What to produce
Filter the entries that follow, copying every line in which the word "document" appears.

Data excerpts
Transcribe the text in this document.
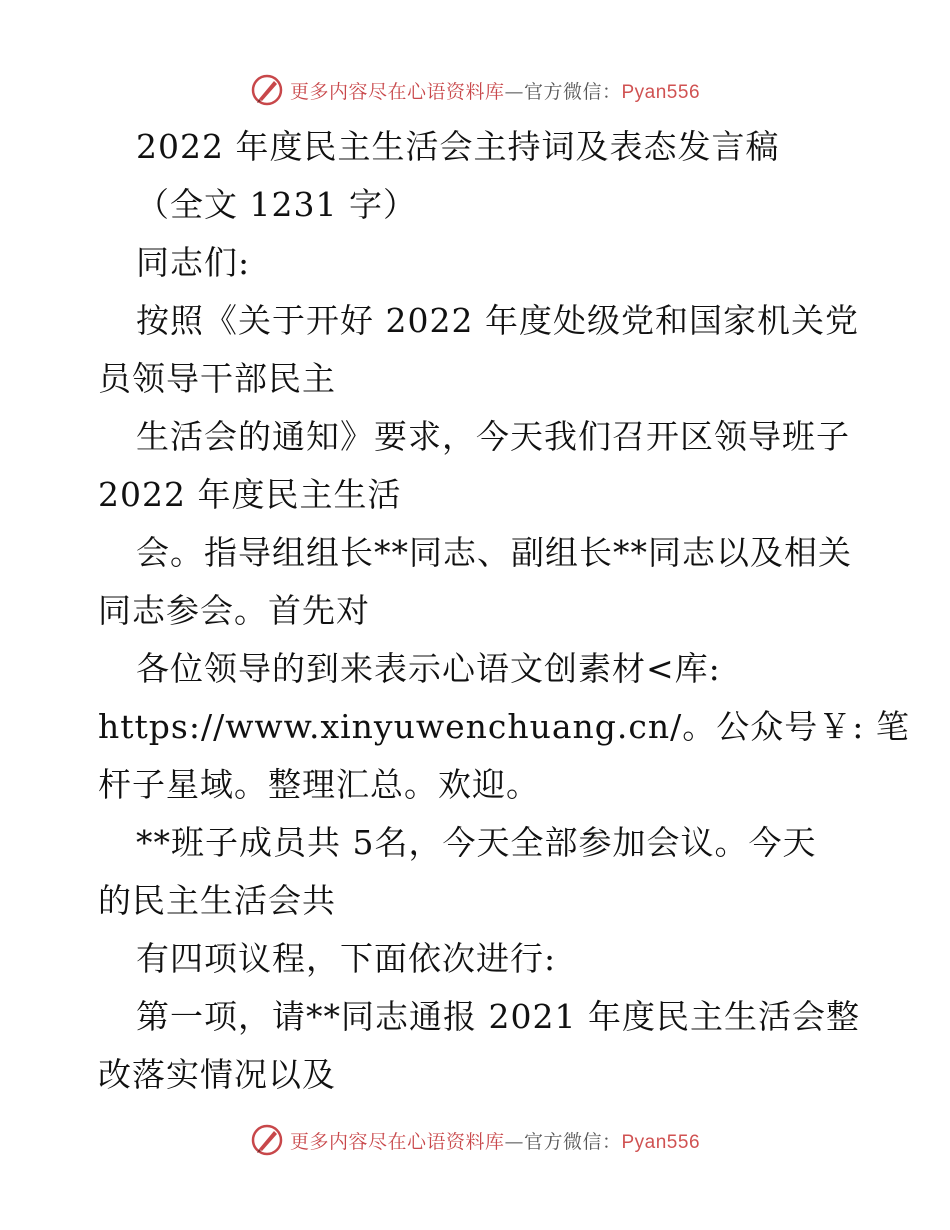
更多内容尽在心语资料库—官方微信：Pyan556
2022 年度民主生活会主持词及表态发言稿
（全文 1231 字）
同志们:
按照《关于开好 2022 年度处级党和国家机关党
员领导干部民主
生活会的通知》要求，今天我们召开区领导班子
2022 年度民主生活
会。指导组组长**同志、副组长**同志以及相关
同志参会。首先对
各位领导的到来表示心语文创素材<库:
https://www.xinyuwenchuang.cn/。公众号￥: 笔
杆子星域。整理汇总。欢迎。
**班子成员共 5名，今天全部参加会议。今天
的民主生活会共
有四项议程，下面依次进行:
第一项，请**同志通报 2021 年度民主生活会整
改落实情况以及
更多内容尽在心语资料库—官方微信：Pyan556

...

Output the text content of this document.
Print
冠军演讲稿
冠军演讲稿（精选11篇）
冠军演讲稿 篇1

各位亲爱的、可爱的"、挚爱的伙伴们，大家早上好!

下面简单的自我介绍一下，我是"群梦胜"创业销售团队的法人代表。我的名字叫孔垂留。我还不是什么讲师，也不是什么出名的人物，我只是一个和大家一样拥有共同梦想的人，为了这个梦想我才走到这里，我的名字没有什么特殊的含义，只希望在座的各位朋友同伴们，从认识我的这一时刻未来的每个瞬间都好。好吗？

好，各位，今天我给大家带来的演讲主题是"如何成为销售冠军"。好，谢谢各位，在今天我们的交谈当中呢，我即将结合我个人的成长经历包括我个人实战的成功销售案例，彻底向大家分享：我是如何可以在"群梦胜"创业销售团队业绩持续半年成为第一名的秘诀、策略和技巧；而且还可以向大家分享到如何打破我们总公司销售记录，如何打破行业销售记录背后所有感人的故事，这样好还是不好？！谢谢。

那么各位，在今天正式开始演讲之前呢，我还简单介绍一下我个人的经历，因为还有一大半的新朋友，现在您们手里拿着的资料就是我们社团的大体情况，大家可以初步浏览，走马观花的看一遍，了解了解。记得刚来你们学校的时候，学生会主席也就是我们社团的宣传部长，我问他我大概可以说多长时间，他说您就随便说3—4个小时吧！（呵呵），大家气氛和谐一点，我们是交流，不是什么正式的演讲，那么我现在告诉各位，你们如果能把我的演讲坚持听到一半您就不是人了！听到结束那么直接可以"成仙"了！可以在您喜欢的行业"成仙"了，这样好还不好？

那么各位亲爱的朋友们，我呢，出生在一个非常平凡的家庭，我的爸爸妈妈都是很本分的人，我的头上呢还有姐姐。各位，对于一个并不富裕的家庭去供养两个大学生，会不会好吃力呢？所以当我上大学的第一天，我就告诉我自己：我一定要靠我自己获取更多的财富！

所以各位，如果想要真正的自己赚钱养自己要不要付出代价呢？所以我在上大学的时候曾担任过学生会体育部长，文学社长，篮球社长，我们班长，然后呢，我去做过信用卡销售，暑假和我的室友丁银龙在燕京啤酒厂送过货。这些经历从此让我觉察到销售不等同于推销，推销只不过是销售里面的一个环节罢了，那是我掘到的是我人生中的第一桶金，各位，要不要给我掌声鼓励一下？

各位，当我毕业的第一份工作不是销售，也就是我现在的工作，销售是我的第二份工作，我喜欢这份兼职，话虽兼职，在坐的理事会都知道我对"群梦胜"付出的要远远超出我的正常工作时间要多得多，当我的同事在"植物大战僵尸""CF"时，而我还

Answer for this exercise
Transcribe the text in this document.
Output the text content of this document.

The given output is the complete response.